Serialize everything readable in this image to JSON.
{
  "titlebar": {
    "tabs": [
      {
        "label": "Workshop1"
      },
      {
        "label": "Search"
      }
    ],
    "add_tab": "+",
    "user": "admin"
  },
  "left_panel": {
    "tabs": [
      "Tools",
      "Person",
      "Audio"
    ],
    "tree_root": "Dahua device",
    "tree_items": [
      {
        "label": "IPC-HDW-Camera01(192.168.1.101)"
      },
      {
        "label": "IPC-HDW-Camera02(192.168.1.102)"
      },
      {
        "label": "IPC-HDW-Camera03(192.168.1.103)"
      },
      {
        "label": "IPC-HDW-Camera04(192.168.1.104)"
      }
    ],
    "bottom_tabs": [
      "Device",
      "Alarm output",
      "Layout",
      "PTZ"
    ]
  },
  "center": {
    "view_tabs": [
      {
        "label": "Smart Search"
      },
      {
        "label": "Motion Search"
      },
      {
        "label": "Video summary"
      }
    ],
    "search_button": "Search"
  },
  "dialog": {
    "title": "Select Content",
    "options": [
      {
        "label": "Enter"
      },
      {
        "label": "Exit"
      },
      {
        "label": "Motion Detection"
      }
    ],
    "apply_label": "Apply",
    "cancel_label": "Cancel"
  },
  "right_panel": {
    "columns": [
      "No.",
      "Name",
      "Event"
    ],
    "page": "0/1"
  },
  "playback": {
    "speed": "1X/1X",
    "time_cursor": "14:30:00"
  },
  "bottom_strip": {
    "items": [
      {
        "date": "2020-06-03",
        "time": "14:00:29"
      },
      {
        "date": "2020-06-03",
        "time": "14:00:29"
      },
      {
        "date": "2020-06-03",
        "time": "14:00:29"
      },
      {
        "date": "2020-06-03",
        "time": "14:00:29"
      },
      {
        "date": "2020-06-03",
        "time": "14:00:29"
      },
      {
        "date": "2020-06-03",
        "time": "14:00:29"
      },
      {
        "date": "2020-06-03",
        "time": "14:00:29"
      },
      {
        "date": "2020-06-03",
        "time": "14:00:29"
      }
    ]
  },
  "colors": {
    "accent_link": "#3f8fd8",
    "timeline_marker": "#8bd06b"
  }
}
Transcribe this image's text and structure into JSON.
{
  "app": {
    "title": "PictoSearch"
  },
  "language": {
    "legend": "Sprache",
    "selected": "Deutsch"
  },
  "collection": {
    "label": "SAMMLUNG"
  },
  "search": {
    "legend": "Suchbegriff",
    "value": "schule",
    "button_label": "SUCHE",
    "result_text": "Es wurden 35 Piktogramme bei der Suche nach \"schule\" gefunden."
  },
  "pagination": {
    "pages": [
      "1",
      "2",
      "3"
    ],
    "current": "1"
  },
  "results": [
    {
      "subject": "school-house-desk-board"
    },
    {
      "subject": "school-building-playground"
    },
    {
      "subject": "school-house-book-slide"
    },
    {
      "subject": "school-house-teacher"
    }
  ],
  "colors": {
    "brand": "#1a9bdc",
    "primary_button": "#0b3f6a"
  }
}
_____
Reproduce exactly the lines from the one containing "Transcribe this image's" through the last line of the records above, including both, and nothing else.

§ Answer to the problem:
Transcribe this image's text and structure into JSON.
{
  "app": {
    "title": "PictoSearch"
  },
  "language": {
    "legend": "Sprache",
    "selected": "Deutsch"
  },
  "collection": {
    "label": "SAMMLUNG"
  },
  "search": {
    "legend": "Suchbegriff",
    "value": "schule",
    "button_label": "SUCHE",
    "result_text": "Es wurden 35 Piktogramme bei der Suche nach \"schule\" gefunden."
  },
  "pagination": {
    "pages": [
      "1",
      "2",
      "3"
    ],
    "current": "1"
  },
  "results": [
    {
      "subject": "school-house-desk-board"
    },
    {
      "subject": "school-building-playground"
    },
    {
      "subject": "school-house-book-slide"
    },
    {
      "subject": "school-house-teacher"
    }
  ],
  "colors": {
    "brand": "#1a9bdc",
    "primary_button": "#0b3f6a"
  }
}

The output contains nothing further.